### PASSAGE TO READ

⟨

Wedel Gallery, London
Acquired direcly from the above by the current owner

Condition

This work is in generally very good condition overall. The underside of the table has had minor restoration. There is general overall wearing that is inherent to the medium and its age.
"In response to your inquiry, we are pleased to provide you with a general report of the condition of the property described above. Since we are not professional conservators or restorers, we urge you to consult with a restorer or conservator of your choice who will be better able to provide a detailed, professional report. Prospective buyers should inspect each lot to satisfy themselves as to condition and must understand that any statement made by Sotheby's is merely a subjective, qualified opinion. Prospective buyers should also refer to any Important Notices regarding this sale, which are printed in the Sale Catalogue.
NOTWITHSTANDING THIS REPORT OR ANY DISCUSSIONS CONCERNING A LOT, ALL LOTS ARE OFFERED AND SOLD AS IS" IN ACCORDANCE WITH THE CONDITIONS OF BUSINESS PRINTED IN THE SALE CATALOGUE."

⟩

### DATA RECORDS
⟨

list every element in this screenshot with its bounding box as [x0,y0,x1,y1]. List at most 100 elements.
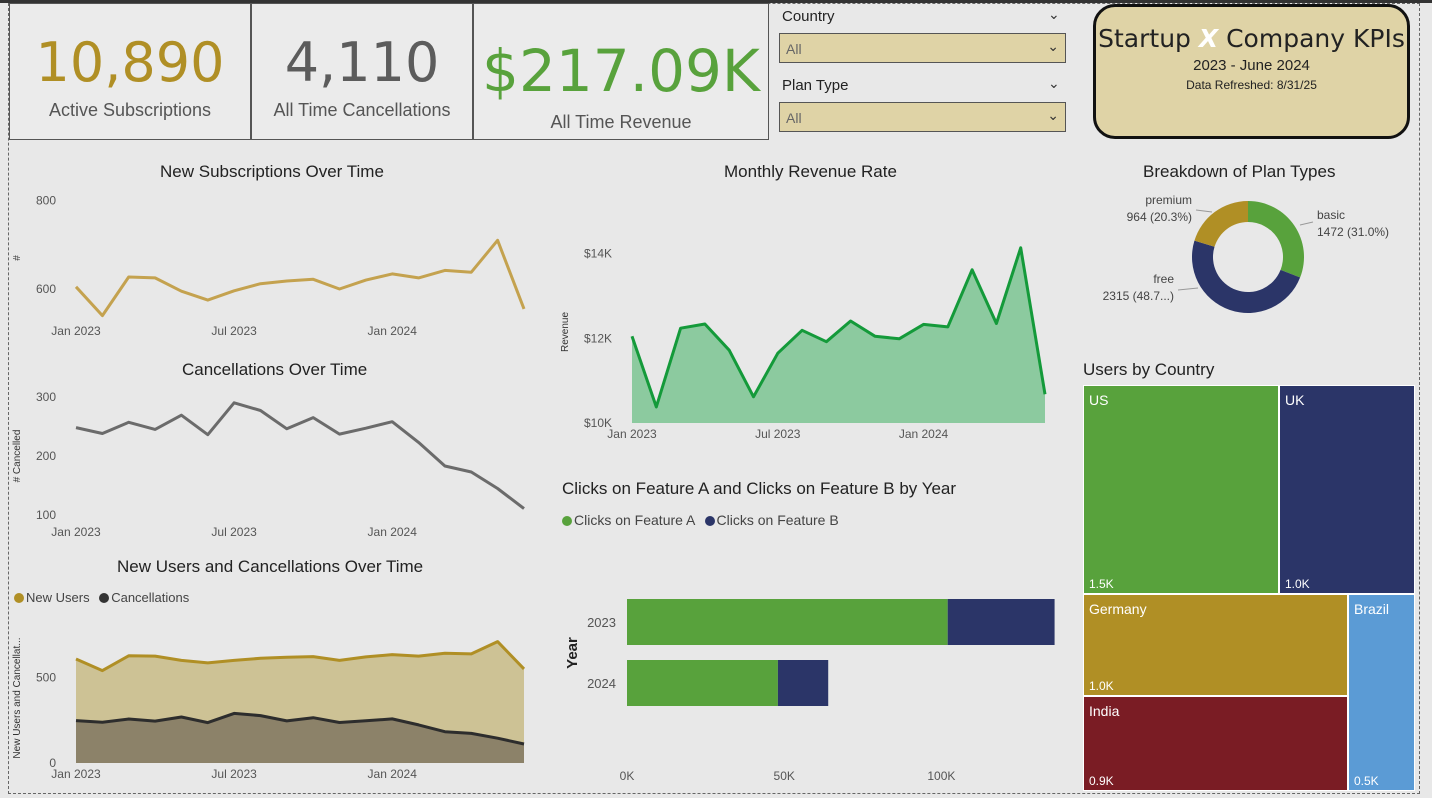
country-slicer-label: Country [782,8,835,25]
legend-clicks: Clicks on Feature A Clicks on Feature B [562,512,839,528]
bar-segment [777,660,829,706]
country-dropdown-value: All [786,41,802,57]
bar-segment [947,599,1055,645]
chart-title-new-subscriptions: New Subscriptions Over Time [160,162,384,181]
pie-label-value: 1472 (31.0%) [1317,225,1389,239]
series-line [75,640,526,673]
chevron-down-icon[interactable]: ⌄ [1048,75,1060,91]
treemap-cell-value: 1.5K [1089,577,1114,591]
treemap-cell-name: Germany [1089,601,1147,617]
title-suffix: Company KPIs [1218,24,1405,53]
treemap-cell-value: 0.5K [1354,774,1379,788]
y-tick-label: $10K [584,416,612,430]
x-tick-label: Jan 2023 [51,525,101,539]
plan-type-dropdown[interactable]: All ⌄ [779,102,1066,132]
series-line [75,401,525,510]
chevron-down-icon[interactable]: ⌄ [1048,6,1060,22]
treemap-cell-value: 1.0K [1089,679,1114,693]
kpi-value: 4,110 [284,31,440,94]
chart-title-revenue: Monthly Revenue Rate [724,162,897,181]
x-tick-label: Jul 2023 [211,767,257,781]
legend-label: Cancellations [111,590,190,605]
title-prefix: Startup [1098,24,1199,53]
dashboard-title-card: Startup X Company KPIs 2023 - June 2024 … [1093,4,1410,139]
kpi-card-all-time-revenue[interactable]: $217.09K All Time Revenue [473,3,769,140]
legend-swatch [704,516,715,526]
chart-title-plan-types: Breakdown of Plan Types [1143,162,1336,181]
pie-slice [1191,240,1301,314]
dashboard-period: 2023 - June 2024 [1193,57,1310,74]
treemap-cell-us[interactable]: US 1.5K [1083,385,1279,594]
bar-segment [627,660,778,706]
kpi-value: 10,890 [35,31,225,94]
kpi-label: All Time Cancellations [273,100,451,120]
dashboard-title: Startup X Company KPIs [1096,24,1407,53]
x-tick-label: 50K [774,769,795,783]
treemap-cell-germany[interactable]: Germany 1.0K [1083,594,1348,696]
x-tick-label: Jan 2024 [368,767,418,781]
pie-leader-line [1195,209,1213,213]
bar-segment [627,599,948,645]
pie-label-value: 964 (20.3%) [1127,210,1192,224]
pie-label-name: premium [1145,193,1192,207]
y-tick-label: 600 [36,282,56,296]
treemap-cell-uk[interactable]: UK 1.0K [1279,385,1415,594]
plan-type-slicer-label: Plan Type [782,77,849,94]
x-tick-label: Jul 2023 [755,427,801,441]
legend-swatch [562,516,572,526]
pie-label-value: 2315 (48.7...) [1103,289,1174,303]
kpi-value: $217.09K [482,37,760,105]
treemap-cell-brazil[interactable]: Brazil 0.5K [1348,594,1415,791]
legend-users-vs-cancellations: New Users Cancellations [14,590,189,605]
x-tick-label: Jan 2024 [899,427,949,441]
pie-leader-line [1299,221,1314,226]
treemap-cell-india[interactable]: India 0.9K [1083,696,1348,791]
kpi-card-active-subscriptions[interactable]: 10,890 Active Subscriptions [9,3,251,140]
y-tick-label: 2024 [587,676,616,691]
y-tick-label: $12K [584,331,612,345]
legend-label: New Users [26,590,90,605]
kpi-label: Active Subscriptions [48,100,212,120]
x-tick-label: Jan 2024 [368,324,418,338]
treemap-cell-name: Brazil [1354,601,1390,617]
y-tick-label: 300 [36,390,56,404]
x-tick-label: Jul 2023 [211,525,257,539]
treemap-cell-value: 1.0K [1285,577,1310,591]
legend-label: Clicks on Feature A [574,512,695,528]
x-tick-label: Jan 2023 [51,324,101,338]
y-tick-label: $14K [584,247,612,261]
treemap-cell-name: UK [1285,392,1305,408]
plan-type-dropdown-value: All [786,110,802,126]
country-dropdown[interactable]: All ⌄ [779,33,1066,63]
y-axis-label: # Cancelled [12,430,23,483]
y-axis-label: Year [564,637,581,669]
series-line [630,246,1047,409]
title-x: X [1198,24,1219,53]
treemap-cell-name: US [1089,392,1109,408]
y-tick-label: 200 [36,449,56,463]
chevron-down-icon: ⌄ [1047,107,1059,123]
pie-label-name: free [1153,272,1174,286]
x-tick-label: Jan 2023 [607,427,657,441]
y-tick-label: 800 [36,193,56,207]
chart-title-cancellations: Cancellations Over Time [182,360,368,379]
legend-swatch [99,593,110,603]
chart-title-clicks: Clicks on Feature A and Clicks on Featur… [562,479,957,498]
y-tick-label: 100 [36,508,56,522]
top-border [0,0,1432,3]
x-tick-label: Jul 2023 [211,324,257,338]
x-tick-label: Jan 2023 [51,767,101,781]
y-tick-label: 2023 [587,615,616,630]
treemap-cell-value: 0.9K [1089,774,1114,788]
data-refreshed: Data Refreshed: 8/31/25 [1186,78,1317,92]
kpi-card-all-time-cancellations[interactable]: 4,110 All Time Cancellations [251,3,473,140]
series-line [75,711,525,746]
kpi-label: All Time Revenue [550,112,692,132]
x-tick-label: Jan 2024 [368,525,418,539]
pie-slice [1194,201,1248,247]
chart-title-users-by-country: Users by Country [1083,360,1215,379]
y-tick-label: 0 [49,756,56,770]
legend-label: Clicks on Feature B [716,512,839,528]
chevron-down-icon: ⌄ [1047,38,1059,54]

⟩

### TASKS
1 – From the auction lot report, list everything prospective buyers are told they should or must do.
2 – Carry on the auction lot report from the point where it stops.

### ANSWERS TO EACH TASK
1 –
- Inspect each lot to satisfy themselves as to condition.
- Understand that any statement made by Sotheby's is merely a subjective, qualified opinion.
- Refer to any Important Notices regarding this sale, which are printed in the Sale Catalogue.

2 –
Catalogue Note

Ai Weiwei looms large as a presence in the Beijing cultural scene, the international art arena, and even worldwide public consciousness—the latter through his conceptualizing of the Beijing Olympic Stadium as a bird's nest, a form made familiar to a billion people during the televised Summer Olympics. Active and influential as artist, architect, urban planner, curator, connoisseur of antiquities, and cultural commentator, he nevertheless exudes quietude: he is the calm at the center of a tornado of activity, having learned how to set things in motion and direct progress so that his presence is not required to complete the activity. Teams of people organize his massive documentary art projects and groups of young architects at his FAKE Design atelier bring his urban development plans to fruition, the labor completed by construction workers devoted to Ai Weiwei's tasks. Master craftsmen realize many of Ai Weiwei's works of art, most notably his porcelain pieces and his works constructed from antique wood and furniture, for example Bowl of Pearls (Lot 706)and Table with Three Legs (Lot 705). Through an economy of personal physical effort he maximizes the impact of conceptual effort. This result is achieved not only through surrounding himself with capable facilitators, but also through an original conceptual economy: he has a remarkable sense of what is possible within any given moment, and of what may come to pass in the future. The result is an appearance of achieving much with minimal or no effort, although in reality he works long hours, his efforts magnified through the work of others. The extent to which his prescience and sheer will power come into play is reflected in the fact that many years ago, when he constructed his house in Caochangdi, it was on the northeastern outskirts of Beijing, in an area of no cultural interest. Soon it will be in the center of Beijing's most important arts district. He achieved this feat through an understanding of local cultural politics, plus hard work and investment in the area, supported by the currency of his personal conviction.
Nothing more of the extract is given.